Saved entries:

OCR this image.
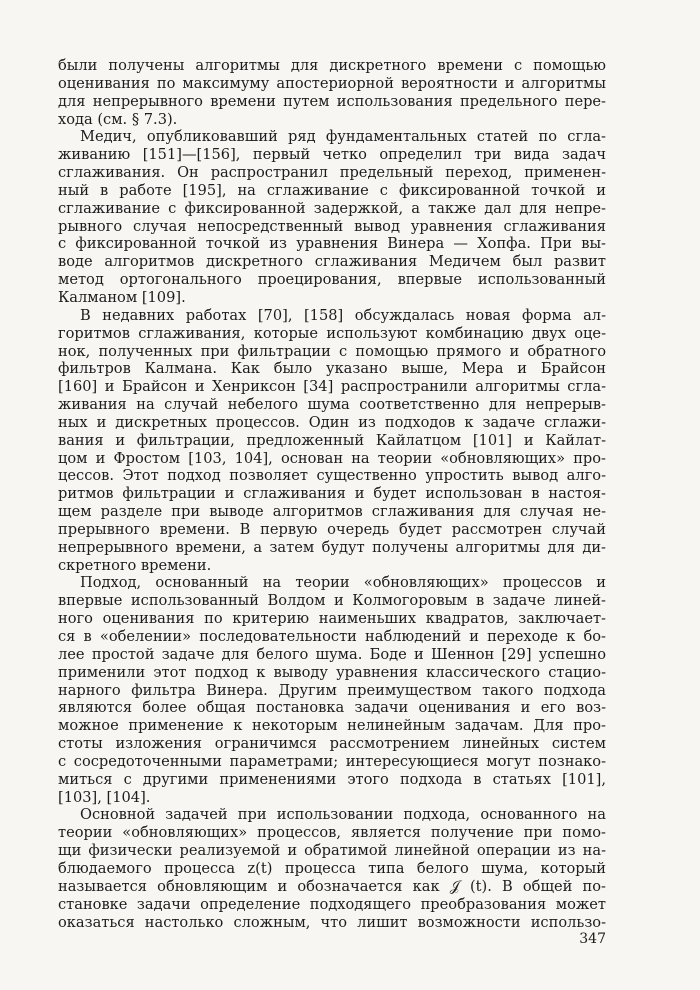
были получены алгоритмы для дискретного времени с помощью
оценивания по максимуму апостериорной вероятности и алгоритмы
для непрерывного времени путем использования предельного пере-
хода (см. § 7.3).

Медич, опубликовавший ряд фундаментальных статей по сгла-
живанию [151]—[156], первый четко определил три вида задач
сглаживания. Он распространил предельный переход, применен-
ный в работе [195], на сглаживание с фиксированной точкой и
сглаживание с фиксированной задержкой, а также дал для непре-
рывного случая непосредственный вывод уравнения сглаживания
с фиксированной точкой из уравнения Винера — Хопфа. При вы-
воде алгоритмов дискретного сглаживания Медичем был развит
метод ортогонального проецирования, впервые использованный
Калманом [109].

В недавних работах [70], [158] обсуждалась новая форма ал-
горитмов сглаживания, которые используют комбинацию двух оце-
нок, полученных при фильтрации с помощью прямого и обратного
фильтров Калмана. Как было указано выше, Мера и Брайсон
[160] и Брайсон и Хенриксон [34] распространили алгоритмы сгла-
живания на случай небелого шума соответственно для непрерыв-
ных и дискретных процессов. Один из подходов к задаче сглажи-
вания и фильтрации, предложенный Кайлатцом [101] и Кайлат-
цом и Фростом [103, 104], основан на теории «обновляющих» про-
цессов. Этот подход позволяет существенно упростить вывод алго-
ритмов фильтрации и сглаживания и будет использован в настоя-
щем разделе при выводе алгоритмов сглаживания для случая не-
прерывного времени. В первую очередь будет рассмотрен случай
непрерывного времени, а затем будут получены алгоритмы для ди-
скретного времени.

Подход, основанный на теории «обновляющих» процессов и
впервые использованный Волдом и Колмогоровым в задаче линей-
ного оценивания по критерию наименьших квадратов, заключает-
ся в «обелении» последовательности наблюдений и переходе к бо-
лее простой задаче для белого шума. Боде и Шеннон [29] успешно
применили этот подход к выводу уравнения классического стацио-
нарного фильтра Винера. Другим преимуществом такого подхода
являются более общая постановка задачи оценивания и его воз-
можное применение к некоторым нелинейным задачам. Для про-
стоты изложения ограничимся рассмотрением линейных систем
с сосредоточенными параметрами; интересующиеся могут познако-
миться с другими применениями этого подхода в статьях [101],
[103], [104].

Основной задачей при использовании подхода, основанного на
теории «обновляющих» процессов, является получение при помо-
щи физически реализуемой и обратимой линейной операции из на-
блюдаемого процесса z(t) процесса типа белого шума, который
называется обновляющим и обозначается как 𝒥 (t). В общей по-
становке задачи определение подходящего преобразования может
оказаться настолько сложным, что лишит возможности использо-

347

* * *

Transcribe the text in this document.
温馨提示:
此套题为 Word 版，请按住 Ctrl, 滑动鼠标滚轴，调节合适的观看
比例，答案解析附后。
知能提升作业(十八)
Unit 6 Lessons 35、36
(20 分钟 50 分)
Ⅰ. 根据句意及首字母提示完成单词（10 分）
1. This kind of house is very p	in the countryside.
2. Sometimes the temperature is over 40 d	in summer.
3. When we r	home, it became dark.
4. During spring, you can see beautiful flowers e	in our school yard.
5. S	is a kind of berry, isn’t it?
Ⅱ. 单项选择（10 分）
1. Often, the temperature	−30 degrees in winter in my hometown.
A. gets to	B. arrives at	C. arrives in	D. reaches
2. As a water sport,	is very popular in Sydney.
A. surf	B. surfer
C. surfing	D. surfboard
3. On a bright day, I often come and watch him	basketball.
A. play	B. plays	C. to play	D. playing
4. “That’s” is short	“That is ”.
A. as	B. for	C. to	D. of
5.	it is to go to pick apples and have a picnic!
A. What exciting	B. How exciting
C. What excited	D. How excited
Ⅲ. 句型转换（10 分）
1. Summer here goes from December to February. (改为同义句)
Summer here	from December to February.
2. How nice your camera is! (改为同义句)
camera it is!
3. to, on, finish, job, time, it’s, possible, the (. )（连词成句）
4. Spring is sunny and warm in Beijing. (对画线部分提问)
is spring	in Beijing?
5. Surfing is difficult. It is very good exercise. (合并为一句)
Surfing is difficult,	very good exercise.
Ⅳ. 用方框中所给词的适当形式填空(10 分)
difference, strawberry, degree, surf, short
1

...

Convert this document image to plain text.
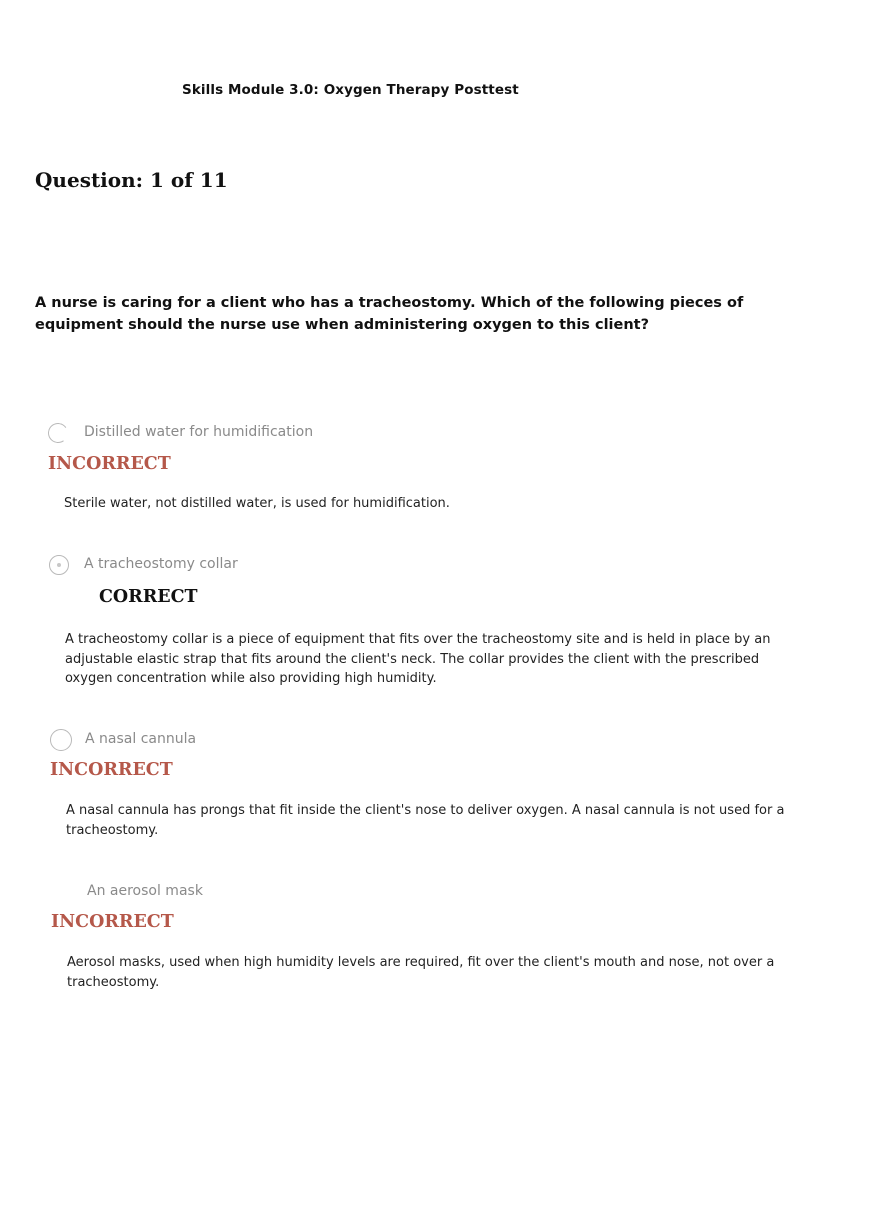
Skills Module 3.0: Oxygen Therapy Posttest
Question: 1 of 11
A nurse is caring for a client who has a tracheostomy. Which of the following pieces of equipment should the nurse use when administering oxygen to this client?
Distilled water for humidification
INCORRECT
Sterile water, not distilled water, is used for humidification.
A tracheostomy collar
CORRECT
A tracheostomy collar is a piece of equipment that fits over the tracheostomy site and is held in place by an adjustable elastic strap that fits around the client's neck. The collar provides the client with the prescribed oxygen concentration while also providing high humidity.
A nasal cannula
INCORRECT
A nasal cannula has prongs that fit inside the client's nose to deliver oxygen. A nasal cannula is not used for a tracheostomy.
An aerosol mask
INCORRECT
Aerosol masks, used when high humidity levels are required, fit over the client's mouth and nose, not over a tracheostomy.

STATED TASK: List every line above that holds the word "точкой".

COMPLETE RESPONSE:
ный в работе [195], на сглаживание с фиксированной точкой и
с фиксированной точкой из уравнения Винера — Хопфа. При вы-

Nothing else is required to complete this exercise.